» **Given instruction**: Pick out the lines containing "bekezdésében".

* Start Raw data *

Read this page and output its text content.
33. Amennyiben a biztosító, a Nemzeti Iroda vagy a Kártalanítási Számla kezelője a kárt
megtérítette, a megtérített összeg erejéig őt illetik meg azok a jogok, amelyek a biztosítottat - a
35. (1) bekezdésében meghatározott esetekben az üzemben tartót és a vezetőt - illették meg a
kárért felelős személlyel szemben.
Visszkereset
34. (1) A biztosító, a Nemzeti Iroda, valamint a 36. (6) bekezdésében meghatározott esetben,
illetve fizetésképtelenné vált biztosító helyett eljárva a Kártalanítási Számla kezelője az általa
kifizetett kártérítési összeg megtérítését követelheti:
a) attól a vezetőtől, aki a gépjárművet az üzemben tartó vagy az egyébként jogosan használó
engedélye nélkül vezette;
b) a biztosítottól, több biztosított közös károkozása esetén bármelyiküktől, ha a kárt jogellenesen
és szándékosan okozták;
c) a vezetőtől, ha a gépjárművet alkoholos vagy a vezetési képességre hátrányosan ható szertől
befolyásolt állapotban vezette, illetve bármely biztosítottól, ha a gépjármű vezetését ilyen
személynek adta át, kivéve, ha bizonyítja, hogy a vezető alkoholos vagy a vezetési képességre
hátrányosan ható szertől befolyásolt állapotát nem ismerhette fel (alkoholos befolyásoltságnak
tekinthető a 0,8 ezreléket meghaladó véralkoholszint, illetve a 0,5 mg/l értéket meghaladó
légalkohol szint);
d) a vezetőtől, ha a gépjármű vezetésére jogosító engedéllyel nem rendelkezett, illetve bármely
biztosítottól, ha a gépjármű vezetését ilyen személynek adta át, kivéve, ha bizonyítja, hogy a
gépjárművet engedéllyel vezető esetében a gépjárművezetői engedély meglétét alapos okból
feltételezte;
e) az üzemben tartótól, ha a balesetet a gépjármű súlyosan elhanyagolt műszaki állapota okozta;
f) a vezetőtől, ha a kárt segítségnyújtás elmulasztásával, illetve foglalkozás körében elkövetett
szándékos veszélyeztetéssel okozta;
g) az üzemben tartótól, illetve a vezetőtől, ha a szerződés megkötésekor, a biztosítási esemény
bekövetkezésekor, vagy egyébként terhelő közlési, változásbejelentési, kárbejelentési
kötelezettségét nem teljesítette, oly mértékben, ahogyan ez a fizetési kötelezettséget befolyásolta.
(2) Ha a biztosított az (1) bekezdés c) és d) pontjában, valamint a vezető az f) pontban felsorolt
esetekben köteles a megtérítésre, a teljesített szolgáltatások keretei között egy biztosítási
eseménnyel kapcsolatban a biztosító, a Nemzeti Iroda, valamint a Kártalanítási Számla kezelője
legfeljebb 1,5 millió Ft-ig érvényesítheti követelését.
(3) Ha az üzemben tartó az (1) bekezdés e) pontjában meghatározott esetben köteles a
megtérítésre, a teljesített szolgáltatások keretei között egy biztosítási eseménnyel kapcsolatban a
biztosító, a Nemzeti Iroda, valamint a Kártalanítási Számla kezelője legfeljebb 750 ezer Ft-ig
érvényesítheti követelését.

* End Raw data *

» **Task response**:
35. (1) bekezdésében meghatározott esetekben az üzemben tartót és a vezetőt - illették meg a
34. (1) A biztosító, a Nemzeti Iroda, valamint a 36. (6) bekezdésében meghatározott esetben,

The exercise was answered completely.